### Direction
In the records below, pick out all lines containing the word "function".

### Records supplied
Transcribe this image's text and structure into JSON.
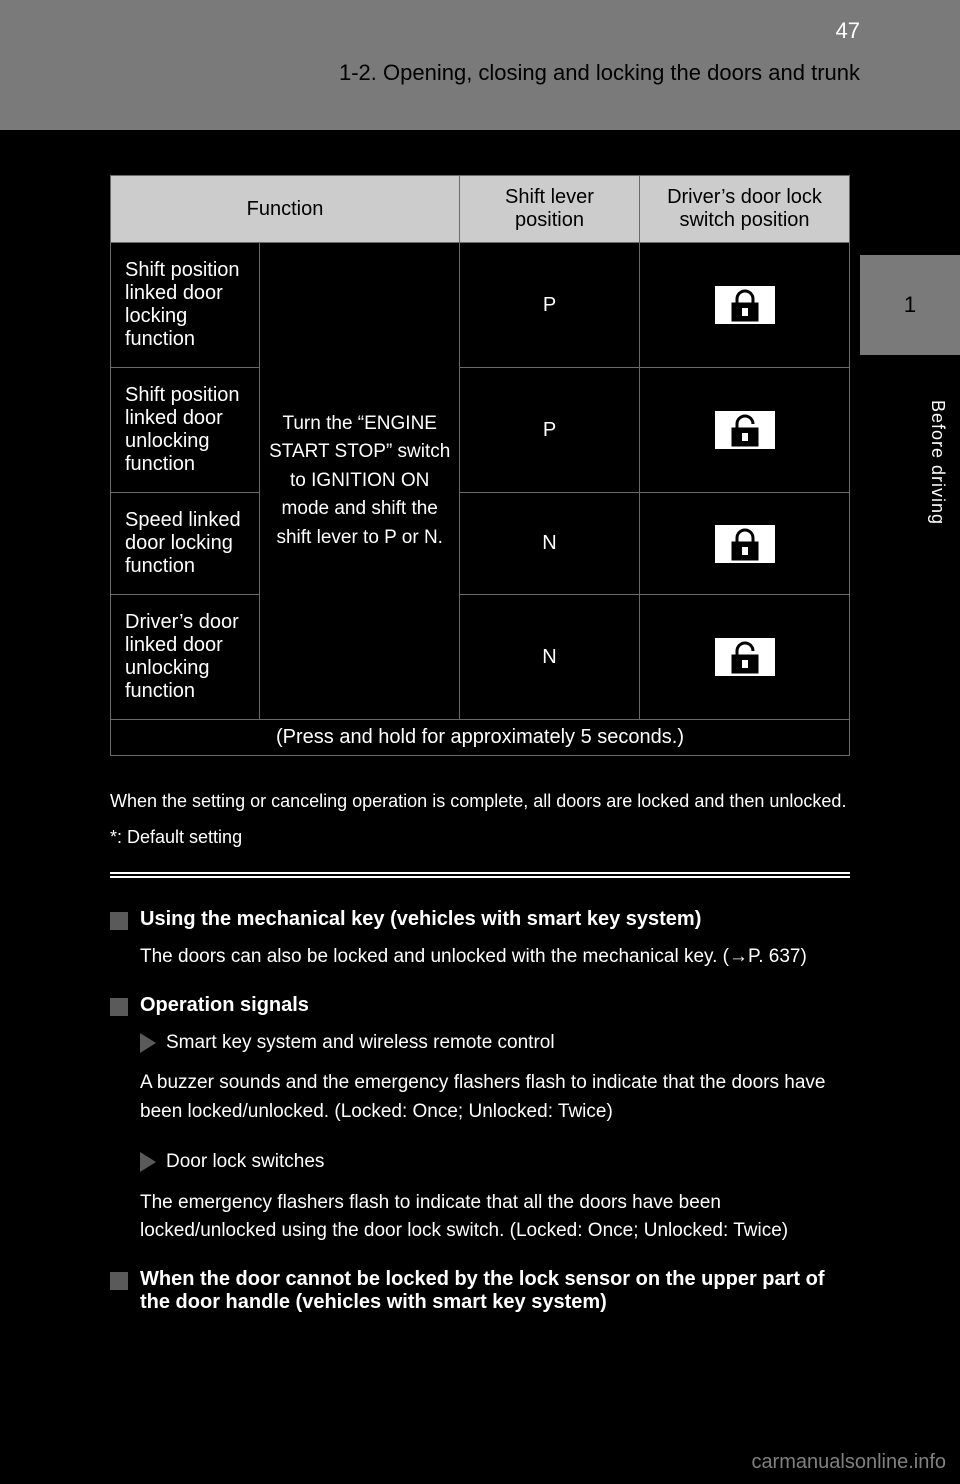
{
  "header": {
    "page_number": "47",
    "section": "1-2. Opening, closing and locking the doors and trunk"
  },
  "side_tab": {
    "number": "1",
    "label": "Before driving"
  },
  "table": {
    "headers": {
      "function": "Function",
      "shift": "Shift lever position",
      "lock": "Driver’s door lock switch position"
    },
    "rows": [
      {
        "fn": "Shift position linked door locking function",
        "shift": "P",
        "icon": "lock"
      },
      {
        "fn": "Shift position linked door unlocking function",
        "shift": "P",
        "icon": "unlock"
      },
      {
        "fn": "Speed linked door locking function",
        "shift": "N",
        "icon": "lock"
      },
      {
        "fn": "Driver’s door linked door unlocking function",
        "shift": "N",
        "icon": "unlock"
      }
    ],
    "multi_switch": "Turn the “ENGINE START STOP” switch to IGNITION ON mode and shift the shift lever to P or N.",
    "hold_text": "(Press and hold for approximately 5 seconds.)"
  },
  "pre_divider": [
    "When the setting or canceling operation is complete, all doors are locked and then unlocked.",
    "*: Default setting"
  ],
  "sections": [
    {
      "title": "Using the mechanical key (vehicles with smart key system)",
      "para": "The doors can also be locked and unlocked with the mechanical key. (→P. 637)"
    },
    {
      "title": "Operation signals",
      "subs": [
        {
          "lead": "Smart key system and wireless remote control",
          "text": "A buzzer sounds and the emergency flashers flash to indicate that the doors have been locked/unlocked. (Locked: Once; Unlocked: Twice)"
        },
        {
          "lead": "Door lock switches",
          "text": "The emergency flashers flash to indicate that all the doors have been locked/unlocked using the door lock switch. (Locked: Once; Unlocked: Twice)"
        }
      ]
    },
    {
      "title": "When the door cannot be locked by the lock sensor on the upper part of the door handle (vehicles with smart key system)",
      "para": ""
    }
  ],
  "footer": "carmanualsonline.info"
}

### Exercise result
      "function": "Function",
        "fn": "Shift position linked door locking function",
        "fn": "Shift position linked door unlocking function",
        "fn": "Speed linked door locking function",
        "fn": "Driver’s door linked door unlocking function",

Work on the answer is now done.